- **Given task 1**:
According to the article on euro zone bank funding, at what record low did three-month Euribor fix?

- **Text block**:
☆ ☆ ☆
Tuesday, September 11 15:00:05
A fundraising surge by banks in the euro zone's indebted southern half, sparked by the ECB's commitment to backstop the bloc, has not been matched in the moribund market for unsecured lending between financial institutions.
While asset managers hungry for returns and assuaged by the latest crisis-fighting plans are suddenly investing in Europe's riskier names, the confidence to lend between banks, shattered by years of financial crisis, is taking longer to rebuild.
The ECB has brought a period of optimism to financial markets with its plan to buy government bonds from peripheral issuers like Spain and Italy, providing they sign up to the conditions of the region's bailout fund.
As a result, Monday saw the third largest total for euro-denominated corporate debt issuance in a decade, as well as the first sale in six months by a second-tier financial borrower from the euro zone's troubled peripheral states.
However, the door to wholesale funding markets, where banks borrow from each other to lend to households and companies at a profit, remains firmly shut for most Spanish and Italian banks, and few in the market expect a revival any time soon.
Three-month Euribor, a notional interbank borrowing rate determined by a panel of banks, fixed at a record low 0.258 percent today, but traders said that rate was artificially depressed by ECB banking liquidity injections and that prices for lending to peripheral institutions had long since ceased to be quoted. "The unsecured market hasn't seen a change so far... it will still take a lot of time before money market credit lines will be open for trade," said a money market trader in Germany. The interbank unsecured market, where money is lent without the backing of collateral, was once an important source of cheap and plentiful funding for banks and contributed to a boom in lending to consumers and businesses.
But, hit first by the 2008 global financial meltdown and then by the euro zone sovereign debt crisis, credit lines have steadily dried up to all but the region's most secure banks - hampering economic activity and reflecting the extreme caution attached to unsecured lending.
☆ ☆ ☆
- **Given data**:

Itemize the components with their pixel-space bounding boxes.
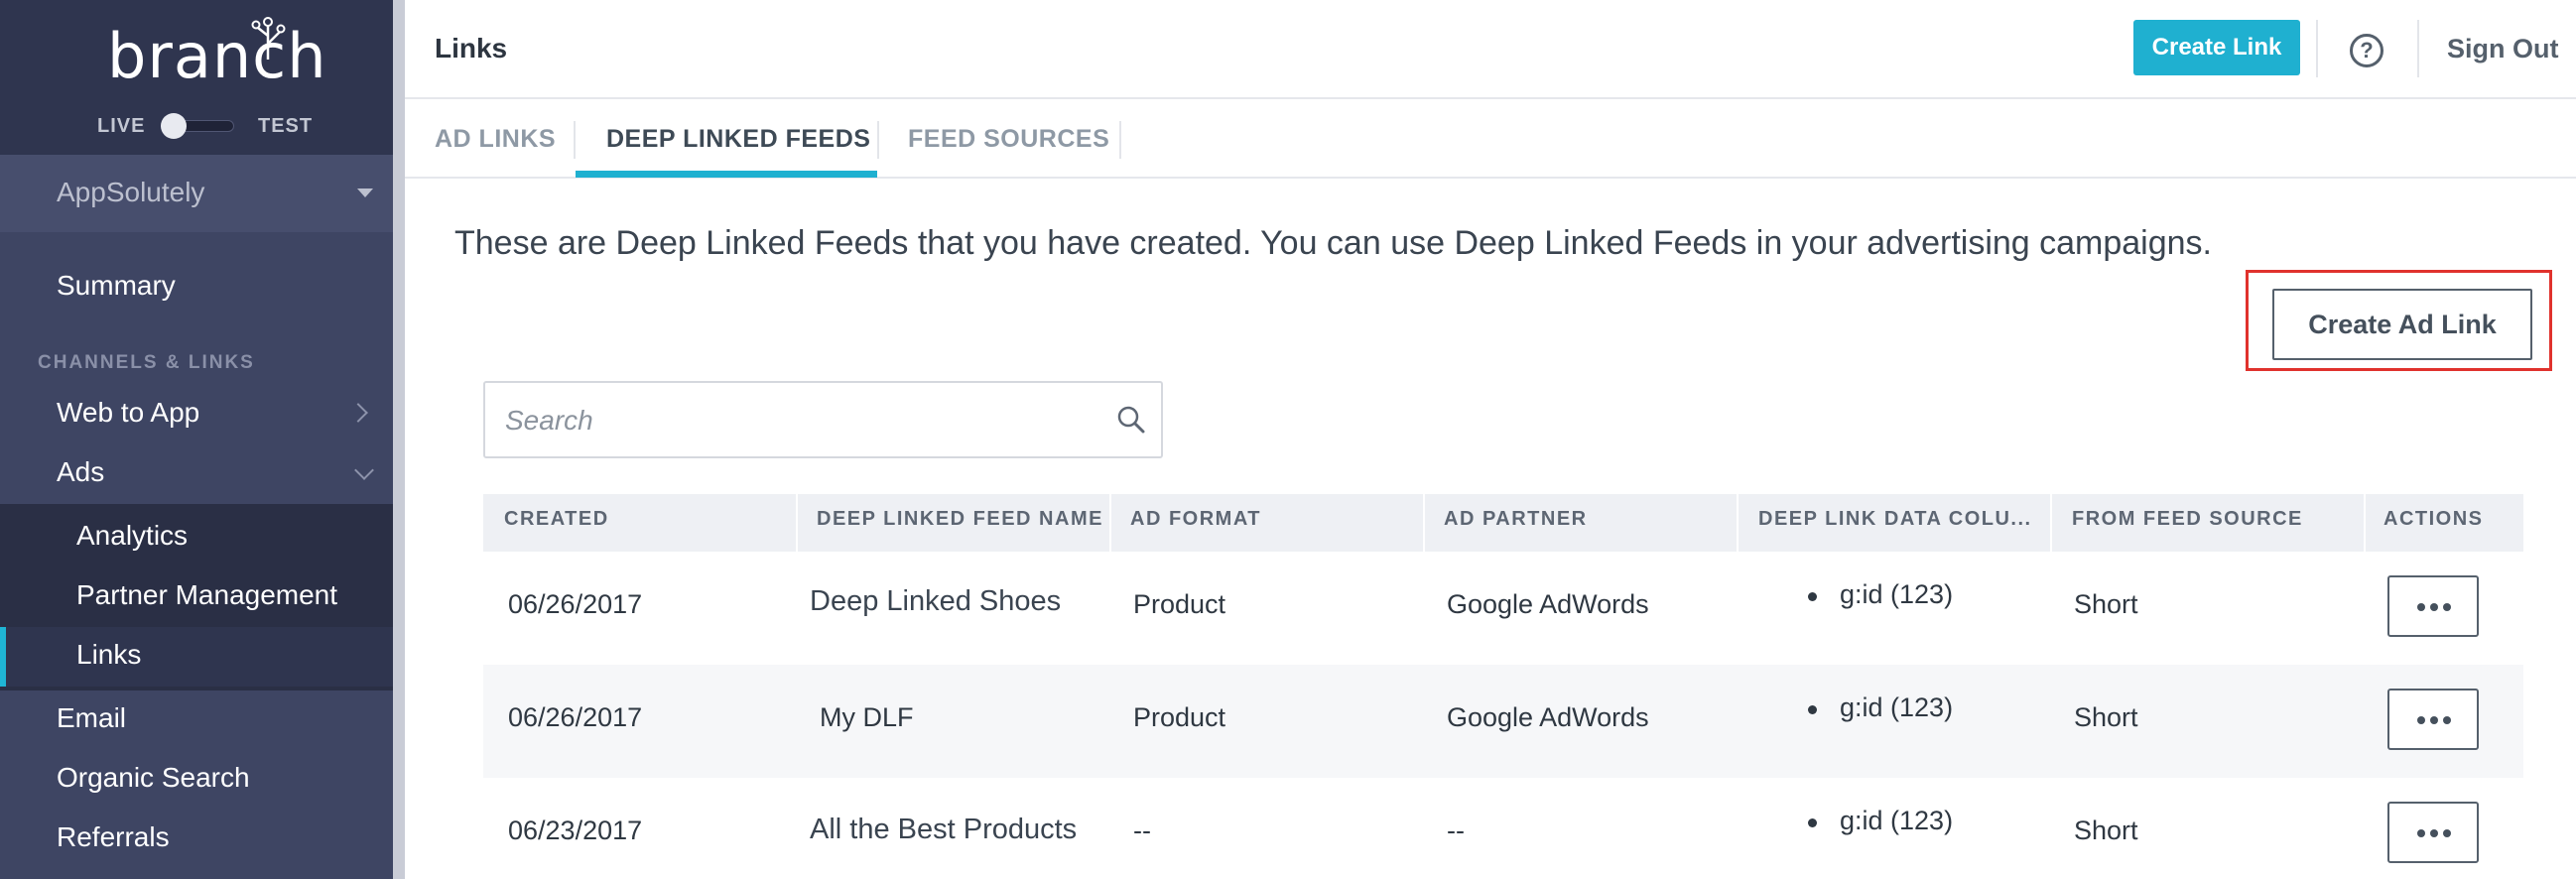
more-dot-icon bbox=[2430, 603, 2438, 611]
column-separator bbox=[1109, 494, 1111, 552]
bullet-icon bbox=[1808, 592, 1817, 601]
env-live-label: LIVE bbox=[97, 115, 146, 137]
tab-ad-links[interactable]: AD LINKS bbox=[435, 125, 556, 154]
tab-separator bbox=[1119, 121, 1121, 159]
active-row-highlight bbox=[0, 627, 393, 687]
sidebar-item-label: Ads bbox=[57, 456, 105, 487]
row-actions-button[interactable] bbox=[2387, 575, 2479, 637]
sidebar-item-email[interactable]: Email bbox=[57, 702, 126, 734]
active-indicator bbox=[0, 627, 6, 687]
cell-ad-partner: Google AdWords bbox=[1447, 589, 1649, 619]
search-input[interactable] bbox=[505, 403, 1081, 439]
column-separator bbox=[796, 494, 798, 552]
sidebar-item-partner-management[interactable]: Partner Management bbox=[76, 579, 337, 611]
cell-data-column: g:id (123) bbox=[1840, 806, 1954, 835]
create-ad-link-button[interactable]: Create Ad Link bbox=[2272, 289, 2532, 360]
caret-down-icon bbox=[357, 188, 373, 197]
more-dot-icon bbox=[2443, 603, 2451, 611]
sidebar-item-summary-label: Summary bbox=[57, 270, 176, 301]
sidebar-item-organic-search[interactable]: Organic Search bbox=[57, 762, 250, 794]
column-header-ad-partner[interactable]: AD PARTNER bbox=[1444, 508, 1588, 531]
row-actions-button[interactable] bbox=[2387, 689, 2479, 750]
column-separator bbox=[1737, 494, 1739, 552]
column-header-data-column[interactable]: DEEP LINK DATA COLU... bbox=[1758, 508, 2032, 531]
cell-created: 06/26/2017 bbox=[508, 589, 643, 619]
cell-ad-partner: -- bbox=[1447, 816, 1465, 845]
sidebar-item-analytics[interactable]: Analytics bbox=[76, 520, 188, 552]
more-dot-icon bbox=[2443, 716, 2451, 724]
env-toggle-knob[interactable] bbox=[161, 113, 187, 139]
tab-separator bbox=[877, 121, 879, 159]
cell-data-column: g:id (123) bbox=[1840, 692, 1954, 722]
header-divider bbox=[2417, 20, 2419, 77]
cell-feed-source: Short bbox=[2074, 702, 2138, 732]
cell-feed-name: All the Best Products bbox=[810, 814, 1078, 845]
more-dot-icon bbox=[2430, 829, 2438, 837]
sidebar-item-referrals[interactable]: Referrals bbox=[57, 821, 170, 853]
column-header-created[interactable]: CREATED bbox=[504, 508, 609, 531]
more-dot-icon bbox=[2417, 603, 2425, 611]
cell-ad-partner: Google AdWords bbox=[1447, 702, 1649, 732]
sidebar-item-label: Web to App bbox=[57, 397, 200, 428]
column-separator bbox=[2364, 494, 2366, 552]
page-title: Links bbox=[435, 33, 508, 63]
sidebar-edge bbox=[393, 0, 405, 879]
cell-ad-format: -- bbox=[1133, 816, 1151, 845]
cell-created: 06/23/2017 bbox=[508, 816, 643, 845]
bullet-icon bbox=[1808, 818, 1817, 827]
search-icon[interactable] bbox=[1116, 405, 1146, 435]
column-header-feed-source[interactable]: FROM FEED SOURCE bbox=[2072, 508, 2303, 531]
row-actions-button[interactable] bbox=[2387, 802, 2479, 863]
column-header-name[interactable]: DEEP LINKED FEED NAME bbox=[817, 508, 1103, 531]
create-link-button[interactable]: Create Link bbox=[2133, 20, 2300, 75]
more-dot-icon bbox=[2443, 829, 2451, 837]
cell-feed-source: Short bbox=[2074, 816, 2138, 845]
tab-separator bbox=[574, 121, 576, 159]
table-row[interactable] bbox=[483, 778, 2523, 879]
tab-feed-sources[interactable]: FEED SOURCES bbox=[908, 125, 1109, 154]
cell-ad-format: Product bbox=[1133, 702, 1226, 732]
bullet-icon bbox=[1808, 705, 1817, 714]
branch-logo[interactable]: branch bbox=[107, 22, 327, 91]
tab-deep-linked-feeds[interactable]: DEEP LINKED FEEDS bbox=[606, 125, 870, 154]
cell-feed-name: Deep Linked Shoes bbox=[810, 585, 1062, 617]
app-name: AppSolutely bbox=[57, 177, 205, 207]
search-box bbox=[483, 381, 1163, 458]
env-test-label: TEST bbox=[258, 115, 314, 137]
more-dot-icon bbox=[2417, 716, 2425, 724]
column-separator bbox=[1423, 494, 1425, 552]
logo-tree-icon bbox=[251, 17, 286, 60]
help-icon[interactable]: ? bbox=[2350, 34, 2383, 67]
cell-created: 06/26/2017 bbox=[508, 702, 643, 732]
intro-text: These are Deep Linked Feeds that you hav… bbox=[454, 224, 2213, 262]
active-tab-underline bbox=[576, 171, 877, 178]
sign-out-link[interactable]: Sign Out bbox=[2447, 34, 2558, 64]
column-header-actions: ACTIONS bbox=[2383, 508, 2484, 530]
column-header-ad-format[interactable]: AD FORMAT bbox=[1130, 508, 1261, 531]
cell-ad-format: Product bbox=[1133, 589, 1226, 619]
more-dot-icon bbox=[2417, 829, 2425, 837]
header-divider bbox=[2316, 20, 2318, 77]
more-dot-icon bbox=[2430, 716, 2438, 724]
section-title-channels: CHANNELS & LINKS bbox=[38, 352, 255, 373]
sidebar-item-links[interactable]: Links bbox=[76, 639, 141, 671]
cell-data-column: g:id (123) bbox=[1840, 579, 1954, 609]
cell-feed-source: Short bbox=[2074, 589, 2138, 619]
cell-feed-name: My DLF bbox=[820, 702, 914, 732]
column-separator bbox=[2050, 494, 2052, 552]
☆ ☆ ☆
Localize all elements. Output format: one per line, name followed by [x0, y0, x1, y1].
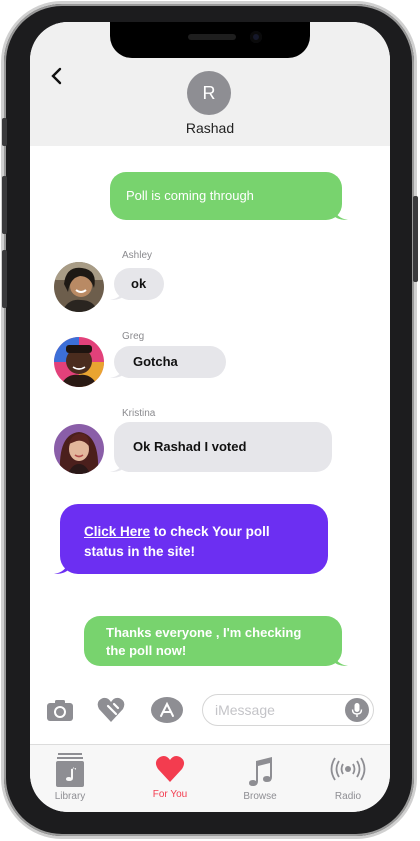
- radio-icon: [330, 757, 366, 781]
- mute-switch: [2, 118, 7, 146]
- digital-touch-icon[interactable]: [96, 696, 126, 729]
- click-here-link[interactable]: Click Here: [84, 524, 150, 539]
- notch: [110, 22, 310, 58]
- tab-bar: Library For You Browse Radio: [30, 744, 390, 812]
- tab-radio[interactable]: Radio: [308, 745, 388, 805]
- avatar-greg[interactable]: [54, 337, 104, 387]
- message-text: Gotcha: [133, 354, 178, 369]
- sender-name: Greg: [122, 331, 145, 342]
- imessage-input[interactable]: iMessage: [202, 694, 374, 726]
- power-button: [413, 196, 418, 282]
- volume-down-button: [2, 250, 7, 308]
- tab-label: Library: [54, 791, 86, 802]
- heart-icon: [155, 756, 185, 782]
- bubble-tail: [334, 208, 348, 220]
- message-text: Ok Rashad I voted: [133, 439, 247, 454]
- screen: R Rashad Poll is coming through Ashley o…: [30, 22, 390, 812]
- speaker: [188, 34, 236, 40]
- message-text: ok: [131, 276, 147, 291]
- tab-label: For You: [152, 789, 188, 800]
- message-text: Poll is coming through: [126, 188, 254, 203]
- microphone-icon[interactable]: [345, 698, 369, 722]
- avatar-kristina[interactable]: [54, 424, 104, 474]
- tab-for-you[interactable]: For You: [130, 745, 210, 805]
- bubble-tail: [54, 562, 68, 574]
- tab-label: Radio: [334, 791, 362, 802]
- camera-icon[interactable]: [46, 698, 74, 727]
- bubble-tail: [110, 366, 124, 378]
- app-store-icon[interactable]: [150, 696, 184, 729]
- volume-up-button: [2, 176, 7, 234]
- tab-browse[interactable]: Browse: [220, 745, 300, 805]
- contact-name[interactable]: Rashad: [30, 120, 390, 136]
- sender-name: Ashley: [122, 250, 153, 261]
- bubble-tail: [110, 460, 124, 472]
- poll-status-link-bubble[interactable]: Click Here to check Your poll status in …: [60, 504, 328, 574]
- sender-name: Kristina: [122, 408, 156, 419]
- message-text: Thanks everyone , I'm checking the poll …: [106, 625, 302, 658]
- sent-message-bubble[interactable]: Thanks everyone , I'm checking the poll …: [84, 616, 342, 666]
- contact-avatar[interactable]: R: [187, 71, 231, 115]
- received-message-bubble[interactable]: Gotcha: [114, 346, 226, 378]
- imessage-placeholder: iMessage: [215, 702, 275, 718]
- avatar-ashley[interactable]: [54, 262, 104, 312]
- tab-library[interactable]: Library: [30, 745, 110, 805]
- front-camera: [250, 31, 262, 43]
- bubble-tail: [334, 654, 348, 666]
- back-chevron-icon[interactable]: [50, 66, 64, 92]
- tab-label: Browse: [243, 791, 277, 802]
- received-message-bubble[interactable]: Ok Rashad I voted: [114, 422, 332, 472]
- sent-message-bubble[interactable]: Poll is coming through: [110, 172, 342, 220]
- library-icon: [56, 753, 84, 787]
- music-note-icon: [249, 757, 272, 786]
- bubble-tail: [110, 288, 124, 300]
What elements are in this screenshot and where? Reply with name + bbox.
☆ ☆ ☆
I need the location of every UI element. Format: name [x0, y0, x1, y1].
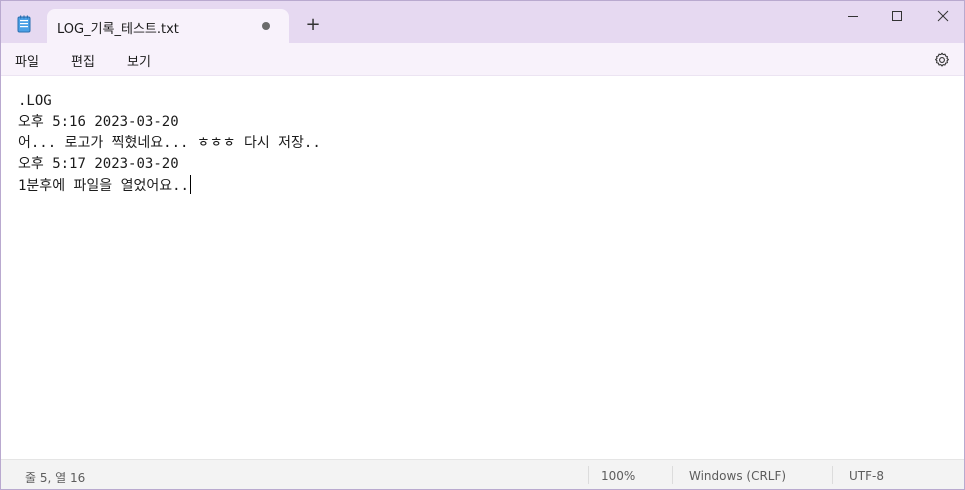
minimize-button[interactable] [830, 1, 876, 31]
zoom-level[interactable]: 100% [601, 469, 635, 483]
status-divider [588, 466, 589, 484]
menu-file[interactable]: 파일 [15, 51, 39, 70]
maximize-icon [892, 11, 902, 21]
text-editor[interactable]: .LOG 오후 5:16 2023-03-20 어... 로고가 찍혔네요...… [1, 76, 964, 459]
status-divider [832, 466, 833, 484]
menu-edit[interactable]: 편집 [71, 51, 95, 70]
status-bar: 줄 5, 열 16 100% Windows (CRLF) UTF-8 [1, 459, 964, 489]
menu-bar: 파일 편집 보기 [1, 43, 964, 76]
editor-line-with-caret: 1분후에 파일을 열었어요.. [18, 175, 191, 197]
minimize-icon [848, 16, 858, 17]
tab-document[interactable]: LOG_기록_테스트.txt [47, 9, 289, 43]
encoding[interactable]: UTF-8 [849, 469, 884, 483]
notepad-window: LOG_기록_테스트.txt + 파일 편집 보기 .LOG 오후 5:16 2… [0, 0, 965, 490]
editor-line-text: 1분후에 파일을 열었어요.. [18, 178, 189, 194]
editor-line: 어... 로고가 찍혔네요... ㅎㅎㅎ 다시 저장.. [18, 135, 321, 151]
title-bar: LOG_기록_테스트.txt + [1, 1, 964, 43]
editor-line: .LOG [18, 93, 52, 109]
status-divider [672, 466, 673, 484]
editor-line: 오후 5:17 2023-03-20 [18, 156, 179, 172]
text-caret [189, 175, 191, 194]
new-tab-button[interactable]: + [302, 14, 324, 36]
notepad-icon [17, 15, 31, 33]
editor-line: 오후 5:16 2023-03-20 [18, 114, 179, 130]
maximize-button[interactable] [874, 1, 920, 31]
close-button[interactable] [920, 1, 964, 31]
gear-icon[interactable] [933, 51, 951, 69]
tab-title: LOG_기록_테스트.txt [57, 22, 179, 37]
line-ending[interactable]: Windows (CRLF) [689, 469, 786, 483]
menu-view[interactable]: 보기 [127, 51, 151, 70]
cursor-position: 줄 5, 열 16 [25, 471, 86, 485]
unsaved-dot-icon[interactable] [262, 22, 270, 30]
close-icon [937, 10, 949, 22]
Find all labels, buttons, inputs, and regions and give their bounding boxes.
☆ ☆ ☆
- **Given task 2**:
From the records, reproduce verbatim every line from the one containing "minimize-button[interactable] [830, 1, 876, 31]" through the one containing "unsaved-dot-icon[interactable] [262, 22, 270, 30]", including both of those lines.

- **Exercise response 1**:
0.258 percent

- **Exercise response 2**:
minimize-button[interactable] [830, 1, 876, 31]
zoom-level[interactable]: 100% [601, 469, 635, 483]
status-divider [588, 466, 589, 484]
menu-file[interactable]: 파일 [15, 51, 39, 70]
maximize-icon [892, 11, 902, 21]
text-editor[interactable]: .LOG 오후 5:16 2023-03-20 어... 로고가 찍혔네요...… [1, 76, 964, 459]
status-divider [832, 466, 833, 484]
menu-edit[interactable]: 편집 [71, 51, 95, 70]
status-bar: 줄 5, 열 16 100% Windows (CRLF) UTF-8 [1, 459, 964, 489]
menu-bar: 파일 편집 보기 [1, 43, 964, 76]
editor-line-with-caret: 1분후에 파일을 열었어요.. [18, 175, 191, 197]
minimize-icon [848, 16, 858, 17]
tab-document[interactable]: LOG_기록_테스트.txt [47, 9, 289, 43]
encoding[interactable]: UTF-8 [849, 469, 884, 483]
notepad-window: LOG_기록_테스트.txt + 파일 편집 보기 .LOG 오후 5:16 2… [0, 0, 965, 490]
editor-line-text: 1분후에 파일을 열었어요.. [18, 178, 189, 194]
editor-line: 어... 로고가 찍혔네요... ㅎㅎㅎ 다시 저장.. [18, 135, 321, 151]
title-bar: LOG_기록_테스트.txt + [1, 1, 964, 43]
editor-line: .LOG [18, 93, 52, 109]
status-divider [672, 466, 673, 484]
editor-line: 오후 5:17 2023-03-20 [18, 156, 179, 172]
text-caret [189, 175, 191, 194]
new-tab-button[interactable]: + [302, 14, 324, 36]
notepad-icon [17, 15, 31, 33]
editor-line: 오후 5:16 2023-03-20 [18, 114, 179, 130]
maximize-button[interactable] [874, 1, 920, 31]
close-button[interactable] [920, 1, 964, 31]
gear-icon[interactable] [933, 51, 951, 69]
tab-title: LOG_기록_테스트.txt [57, 22, 179, 37]
line-ending[interactable]: Windows (CRLF) [689, 469, 786, 483]
menu-view[interactable]: 보기 [127, 51, 151, 70]
cursor-position: 줄 5, 열 16 [25, 471, 86, 485]
unsaved-dot-icon[interactable] [262, 22, 270, 30]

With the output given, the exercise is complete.